Copy every entry exactly.
-------- MATERIAL FOR THIS TASK
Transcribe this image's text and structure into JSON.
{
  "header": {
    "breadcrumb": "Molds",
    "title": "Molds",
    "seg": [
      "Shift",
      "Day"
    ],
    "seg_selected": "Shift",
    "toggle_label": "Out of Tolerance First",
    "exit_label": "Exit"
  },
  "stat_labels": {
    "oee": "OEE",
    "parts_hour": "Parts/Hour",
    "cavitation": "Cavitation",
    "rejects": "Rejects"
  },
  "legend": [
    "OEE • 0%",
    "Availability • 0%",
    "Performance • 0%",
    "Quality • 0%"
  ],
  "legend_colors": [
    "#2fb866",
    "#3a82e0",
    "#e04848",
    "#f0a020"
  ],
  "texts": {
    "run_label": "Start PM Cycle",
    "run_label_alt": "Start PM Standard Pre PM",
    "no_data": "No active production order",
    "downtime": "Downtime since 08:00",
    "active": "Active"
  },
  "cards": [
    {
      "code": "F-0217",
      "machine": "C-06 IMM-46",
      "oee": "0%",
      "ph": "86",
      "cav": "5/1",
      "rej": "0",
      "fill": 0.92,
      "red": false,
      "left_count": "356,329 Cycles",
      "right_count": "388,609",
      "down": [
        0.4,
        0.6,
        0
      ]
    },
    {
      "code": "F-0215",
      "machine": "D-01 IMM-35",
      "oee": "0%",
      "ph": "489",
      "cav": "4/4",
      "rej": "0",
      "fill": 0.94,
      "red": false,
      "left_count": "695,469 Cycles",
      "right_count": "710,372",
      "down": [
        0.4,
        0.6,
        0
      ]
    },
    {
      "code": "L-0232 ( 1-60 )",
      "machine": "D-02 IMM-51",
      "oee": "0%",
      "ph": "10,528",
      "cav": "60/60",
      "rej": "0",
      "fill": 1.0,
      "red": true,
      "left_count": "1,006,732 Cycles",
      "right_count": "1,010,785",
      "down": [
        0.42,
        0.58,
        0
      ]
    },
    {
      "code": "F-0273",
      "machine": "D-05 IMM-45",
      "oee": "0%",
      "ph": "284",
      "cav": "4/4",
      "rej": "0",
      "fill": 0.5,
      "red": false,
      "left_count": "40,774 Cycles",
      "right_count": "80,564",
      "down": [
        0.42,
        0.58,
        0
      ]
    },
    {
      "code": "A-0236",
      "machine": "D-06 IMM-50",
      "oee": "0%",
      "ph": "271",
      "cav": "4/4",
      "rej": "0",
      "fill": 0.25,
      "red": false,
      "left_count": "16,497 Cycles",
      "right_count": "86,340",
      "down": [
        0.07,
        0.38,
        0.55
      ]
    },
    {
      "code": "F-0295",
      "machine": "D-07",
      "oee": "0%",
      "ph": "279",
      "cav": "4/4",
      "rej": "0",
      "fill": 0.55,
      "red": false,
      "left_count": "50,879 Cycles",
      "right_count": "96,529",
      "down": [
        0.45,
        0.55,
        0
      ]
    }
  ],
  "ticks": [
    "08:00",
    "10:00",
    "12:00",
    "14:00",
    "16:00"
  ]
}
----------------
» **TASK RESULT**
Transcribe this image's text and structure into JSON.
{
  "header": {
    "breadcrumb": "Molds",
    "title": "Molds",
    "seg": [
      "Shift",
      "Day"
    ],
    "seg_selected": "Shift",
    "toggle_label": "Out of Tolerance First",
    "exit_label": "Exit"
  },
  "stat_labels": {
    "oee": "OEE",
    "parts_hour": "Parts/Hour",
    "cavitation": "Cavitation",
    "rejects": "Rejects"
  },
  "legend": [
    "OEE • 0%",
    "Availability • 0%",
    "Performance • 0%",
    "Quality • 0%"
  ],
  "legend_colors": [
    "#2fb866",
    "#3a82e0",
    "#e04848",
    "#f0a020"
  ],
  "texts": {
    "run_label": "Start PM Cycle",
    "run_label_alt": "Start PM Standard Pre PM",
    "no_data": "No active production order",
    "downtime": "Downtime since 08:00",
    "active": "Active"
  },
  "cards": [
    {
      "code": "F-0217",
      "machine": "C-06 IMM-46",
      "oee": "0%",
      "ph": "86",
      "cav": "5/1",
      "rej": "0",
      "fill": 0.92,
      "red": false,
      "left_count": "356,329 Cycles",
      "right_count": "388,609",
      "down": [
        0.4,
        0.6,
        0
      ]
    },
    {
      "code": "F-0215",
      "machine": "D-01 IMM-35",
      "oee": "0%",
      "ph": "489",
      "cav": "4/4",
      "rej": "0",
      "fill": 0.94,
      "red": false,
      "left_count": "695,469 Cycles",
      "right_count": "710,372",
      "down": [
        0.4,
        0.6,
        0
      ]
    },
    {
      "code": "L-0232 ( 1-60 )",
      "machine": "D-02 IMM-51",
      "oee": "0%",
      "ph": "10,528",
      "cav": "60/60",
      "rej": "0",
      "fill": 1.0,
      "red": true,
      "left_count": "1,006,732 Cycles",
      "right_count": "1,010,785",
      "down": [
        0.42,
        0.58,
        0
      ]
    },
    {
      "code": "F-0273",
      "machine": "D-05 IMM-45",
      "oee": "0%",
      "ph": "284",
      "cav": "4/4",
      "rej": "0",
      "fill": 0.5,
      "red": false,
      "left_count": "40,774 Cycles",
      "right_count": "80,564",
      "down": [
        0.42,
        0.58,
        0
      ]
    },
    {
      "code": "A-0236",
      "machine": "D-06 IMM-50",
      "oee": "0%",
      "ph": "271",
      "cav": "4/4",
      "rej": "0",
      "fill": 0.25,
      "red": false,
      "left_count": "16,497 Cycles",
      "right_count": "86,340",
      "down": [
        0.07,
        0.38,
        0.55
      ]
    },
    {
      "code": "F-0295",
      "machine": "D-07",
      "oee": "0%",
      "ph": "279",
      "cav": "4/4",
      "rej": "0",
      "fill": 0.55,
      "red": false,
      "left_count": "50,879 Cycles",
      "right_count": "96,529",
      "down": [
        0.45,
        0.55,
        0
      ]
    }
  ],
  "ticks": [
    "08:00",
    "10:00",
    "12:00",
    "14:00",
    "16:00"
  ]
}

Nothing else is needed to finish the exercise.